═════ Rows ═════

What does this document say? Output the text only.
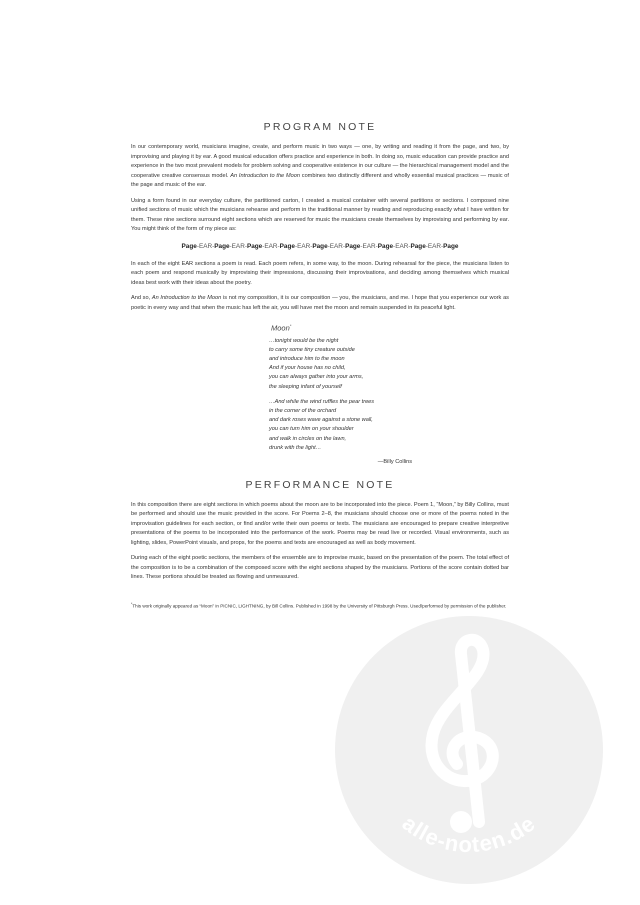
PROGRAM NOTE

In our contemporary world, musicians imagine, create, and perform music in two ways — one, by writing and reading it from the page, and two, by improvising and playing it by ear. A good musical education offers practice and experience in both. In doing so, music education can provide practice and experience in the two most prevalent models for problem solving and cooperative existence in our culture — the hierarchical management model and the cooperative creative consensus model. An Introduction to the Moon combines two distinctly different and wholly essential musical practices — music of the page and music of the ear.

Using a form found in our everyday culture, the partitioned carton, I created a musical container with several partitions or sections. I composed nine unified sections of music which the musicians rehearse and perform in the traditional manner by reading and reproducing exactly what I have written for them. These nine sections surround eight sections which are reserved for music the musicians create themselves by improvising and performing by ear. You might think of the form of my piece as:

Page-EAR-Page-EAR-Page-EAR-Page-EAR-Page-EAR-Page-EAR-Page-EAR-Page-EAR-Page

In each of the eight EAR sections a poem is read. Each poem refers, in some way, to the moon. During rehearsal for the piece, the musicians listen to each poem and respond musically by improvising their impressions, discussing their improvisations, and deciding among themselves which musical ideas best work with their ideas about the poetry.

And so, An Introduction to the Moon is not my composition, it is our composition — you, the musicians, and me. I hope that you experience our work as poetic in every way and that when the music has left the air, you will have met the moon and remain suspended in its peaceful light.

Moon*
…tonight would be the night
to carry some tiny creature outside
and introduce him to the moon
And if your house has no child,
you can always gather into your arms,
the sleeping infant of yourself
…And while the wind ruffles the pear trees
in the corner of the orchard
and dark roses wave against a stone wall,
you can turn him on your shoulder
and walk in circles on the lawn,
drunk with the light…
—Billy Collins
PERFORMANCE NOTE

In this composition there are eight sections in which poems about the moon are to be incorporated into the piece. Poem 1, “Moon,” by Billy Collins, must be performed and should use the music provided in the score. For Poems 2–8, the musicians should choose one or more of the poems noted in the improvisation guidelines for each section, or find and/or write their own poems or texts. The musicians are encouraged to prepare creative interpretive presentations of the poems to be incorporated into the performance of the work. Poems may be read live or recorded. Visual environments, such as lighting, slides, PowerPoint visuals, and props, for the poems and texts are encouraged as well as body movement.

During each of the eight poetic sections, the members of the ensemble are to improvise music, based on the presentation of the poem. The total effect of the composition is to be a combination of the composed score with the eight sections shaped by the musicians. Portions of the score contain dotted bar lines. These portions should be treated as flowing and unmeasured.

*This work originally appeared as “Moon” in PICNIC, LIGHTNING, by Bill Collins. Published in 1998 by the University of Pittsburgh Press. Used/performed by permission of the publisher.
alle-noten.de
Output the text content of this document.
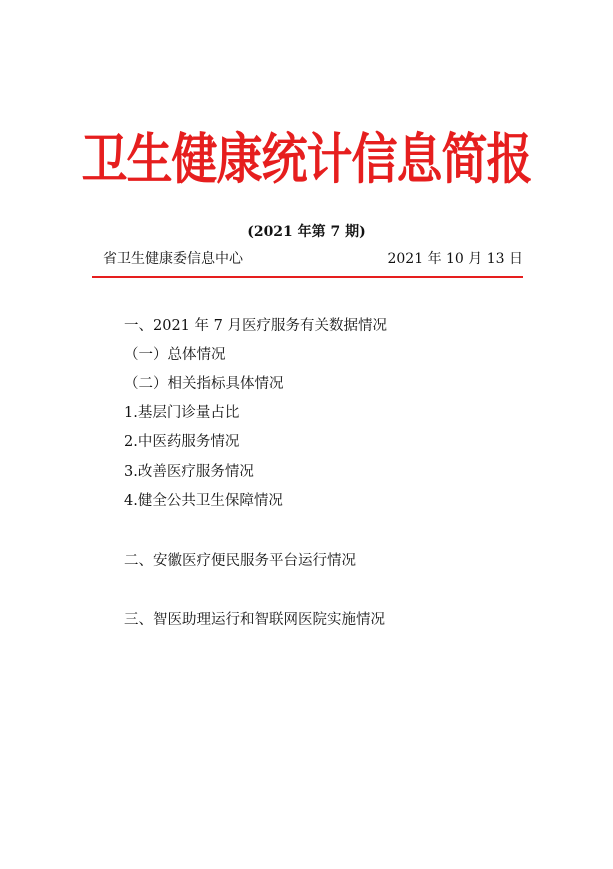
卫生健康统计信息简报
(2021 年第 7 期)
省卫生健康委信息中心	2021 年 10 月 13 日
一、2021 年 7 月医疗服务有关数据情况
（一）总体情况
（二）相关指标具体情况
1.基层门诊量占比
2.中医药服务情况
3.改善医疗服务情况
4.健全公共卫生保障情况
二、安徽医疗便民服务平台运行情况
三、智医助理运行和智联网医院实施情况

═════

(Given problem)
Omit the pictures. Output every record above word for word.

(Response to this exercise)
What does this document say? Output the text only.
PROGRAM NOTE

In our contemporary world, musicians imagine, create, and perform music in two ways — one, by writing and reading it from the page, and two, by improvising and playing it by ear. A good musical education offers practice and experience in both. In doing so, music education can provide practice and experience in the two most prevalent models for problem solving and cooperative existence in our culture — the hierarchical management model and the cooperative creative consensus model. An Introduction to the Moon combines two distinctly different and wholly essential musical practices — music of the page and music of the ear.

Using a form found in our everyday culture, the partitioned carton, I created a musical container with several partitions or sections. I composed nine unified sections of music which the musicians rehearse and perform in the traditional manner by reading and reproducing exactly what I have written for them. These nine sections surround eight sections which are reserved for music the musicians create themselves by improvising and performing by ear. You might think of the form of my piece as:

Page-EAR-Page-EAR-Page-EAR-Page-EAR-Page-EAR-Page-EAR-Page-EAR-Page-EAR-Page

In each of the eight EAR sections a poem is read. Each poem refers, in some way, to the moon. During rehearsal for the piece, the musicians listen to each poem and respond musically by improvising their impressions, discussing their improvisations, and deciding among themselves which musical ideas best work with their ideas about the poetry.

And so, An Introduction to the Moon is not my composition, it is our composition — you, the musicians, and me. I hope that you experience our work as poetic in every way and that when the music has left the air, you will have met the moon and remain suspended in its peaceful light.

Moon*
…tonight would be the night
to carry some tiny creature outside
and introduce him to the moon
And if your house has no child,
you can always gather into your arms,
the sleeping infant of yourself
…And while the wind ruffles the pear trees
in the corner of the orchard
and dark roses wave against a stone wall,
you can turn him on your shoulder
and walk in circles on the lawn,
drunk with the light…
—Billy Collins
PERFORMANCE NOTE

In this composition there are eight sections in which poems about the moon are to be incorporated into the piece. Poem 1, “Moon,” by Billy Collins, must be performed and should use the music provided in the score. For Poems 2–8, the musicians should choose one or more of the poems noted in the improvisation guidelines for each section, or find and/or write their own poems or texts. The musicians are encouraged to prepare creative interpretive presentations of the poems to be incorporated into the performance of the work. Poems may be read live or recorded. Visual environments, such as lighting, slides, PowerPoint visuals, and props, for the poems and texts are encouraged as well as body movement.

During each of the eight poetic sections, the members of the ensemble are to improvise music, based on the presentation of the poem. The total effect of the composition is to be a combination of the composed score with the eight sections shaped by the musicians. Portions of the score contain dotted bar lines. These portions should be treated as flowing and unmeasured.

*This work originally appeared as “Moon” in PICNIC, LIGHTNING, by Bill Collins. Published in 1998 by the University of Pittsburgh Press. Used/performed by permission of the publisher.
alle-noten.de
Output the text content of this document.
卫生健康统计信息简报
(2021 年第 7 期)
省卫生健康委信息中心	2021 年 10 月 13 日
一、2021 年 7 月医疗服务有关数据情况
（一）总体情况
（二）相关指标具体情况
1.基层门诊量占比
2.中医药服务情况
3.改善医疗服务情况
4.健全公共卫生保障情况
二、安徽医疗便民服务平台运行情况
三、智医助理运行和智联网医院实施情况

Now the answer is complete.